◆ Information supplied:
-- START --

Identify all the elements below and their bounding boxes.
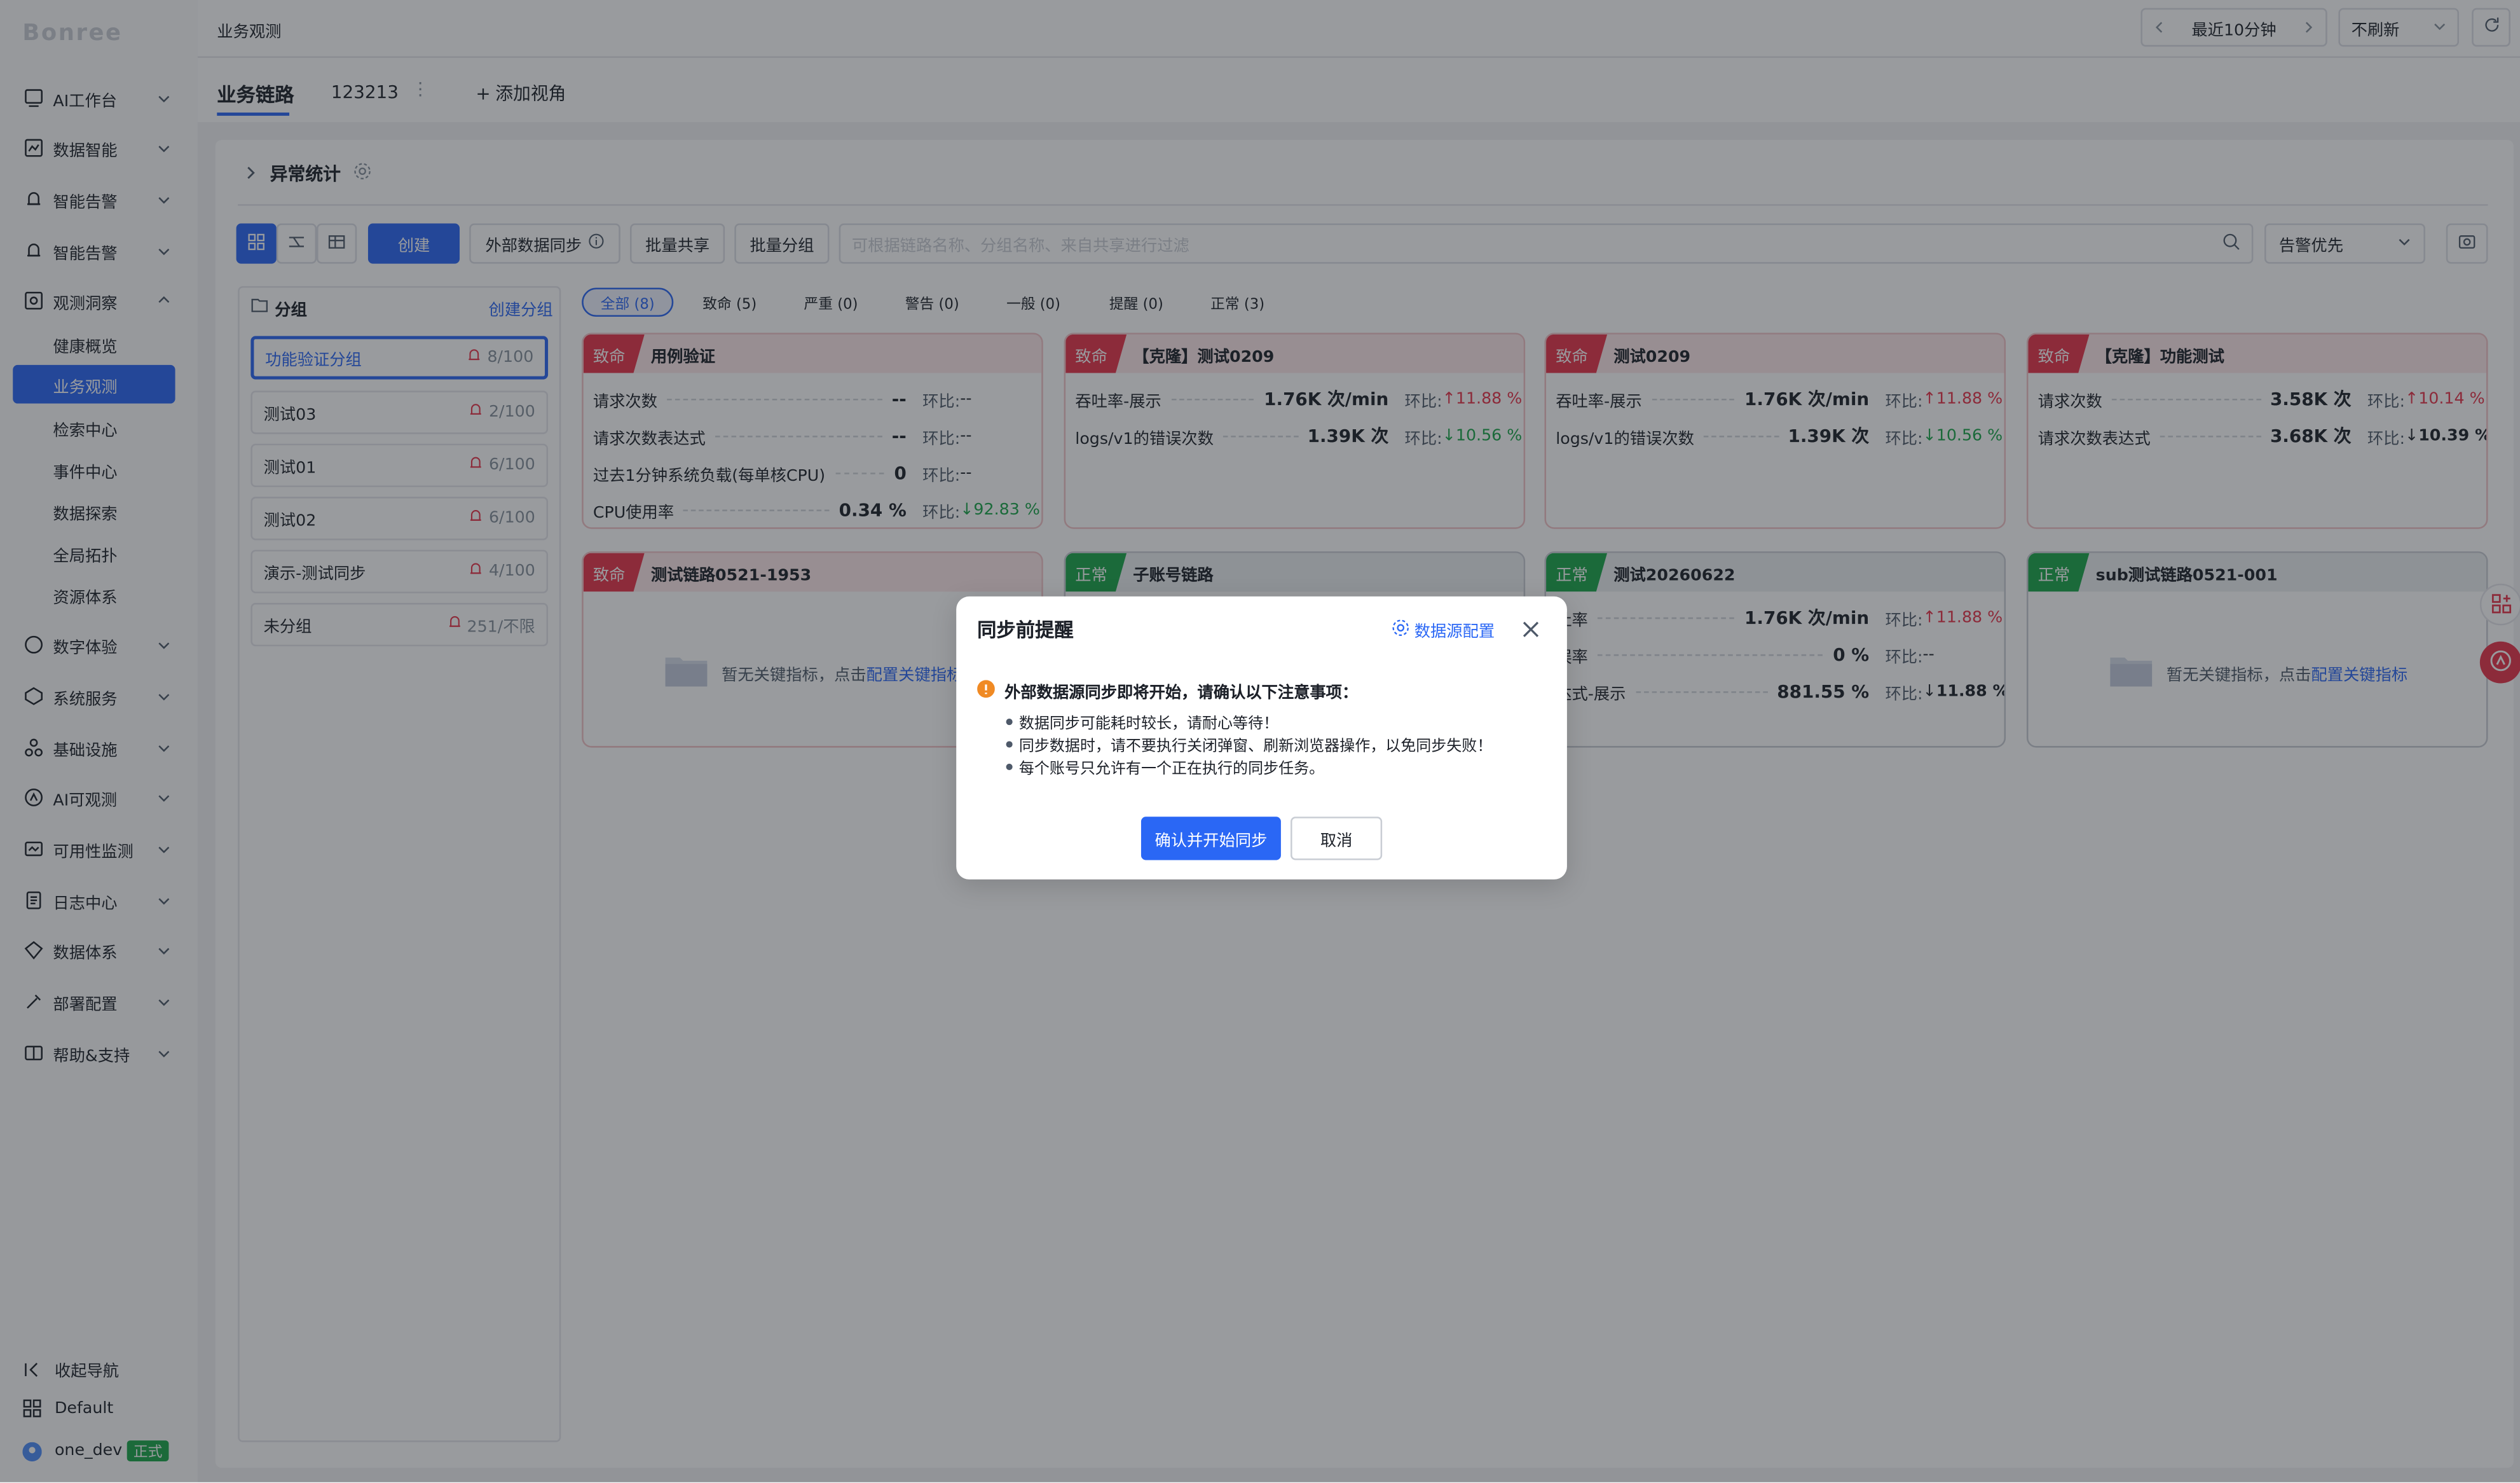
warning-text: 外部数据源同步即将开始，请确认以下注意事项： (1004, 684, 1359, 703)
bullet-dot (1006, 719, 1013, 726)
data-source-config-link[interactable]: 数据源配置 (1392, 617, 1495, 642)
notice-item: 每个账号只允许有一个正在执行的同步任务。 (1006, 755, 1325, 778)
sync-confirm-dialog: 同步前提醒 数据源配置 外部数据源同步即将开始，请确认以下注意事项： 数据同步可… (956, 596, 1567, 879)
bullet-dot (1006, 763, 1013, 770)
confirm-sync-button[interactable]: 确认并开始同步 (1140, 817, 1281, 860)
notice-item: 同步数据时，请不要执行关闭弹窗、刷新浏览器操作，以免同步失败！ (1006, 733, 1493, 756)
data-source-config-label: 数据源配置 (1414, 623, 1495, 642)
close-icon[interactable] (1521, 616, 1542, 637)
notice-text: 每个账号只允许有一个正在执行的同步任务。 (1018, 760, 1325, 778)
cancel-button[interactable]: 取消 (1291, 817, 1383, 860)
warning-icon (977, 679, 995, 701)
dialog-title: 同步前提醒 (977, 619, 1074, 642)
notice-text: 同步数据时，请不要执行关闭弹窗、刷新浏览器操作，以免同步失败！ (1018, 738, 1493, 756)
gear-icon (1392, 618, 1409, 640)
bullet-dot (1006, 741, 1013, 748)
notice-item: 数据同步可能耗时较长，请耐心等待！ (1006, 710, 1279, 733)
warning-message: 外部数据源同步即将开始，请确认以下注意事项： (977, 679, 1358, 703)
notice-text: 数据同步可能耗时较长，请耐心等待！ (1018, 715, 1279, 733)
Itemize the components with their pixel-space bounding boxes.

-- END --

◆ What the exercise asks:
Report each line of the listing above that contains the string "请不要执行关闭弹窗", copying the lines in full. Matching is case-sensitive.

◆ The result:
notice-item: 同步数据时，请不要执行关闭弹窗、刷新浏览器操作，以免同步失败！ (1006, 733, 1493, 756)
notice-text: 同步数据时，请不要执行关闭弹窗、刷新浏览器操作，以免同步失败！ (1018, 738, 1493, 756)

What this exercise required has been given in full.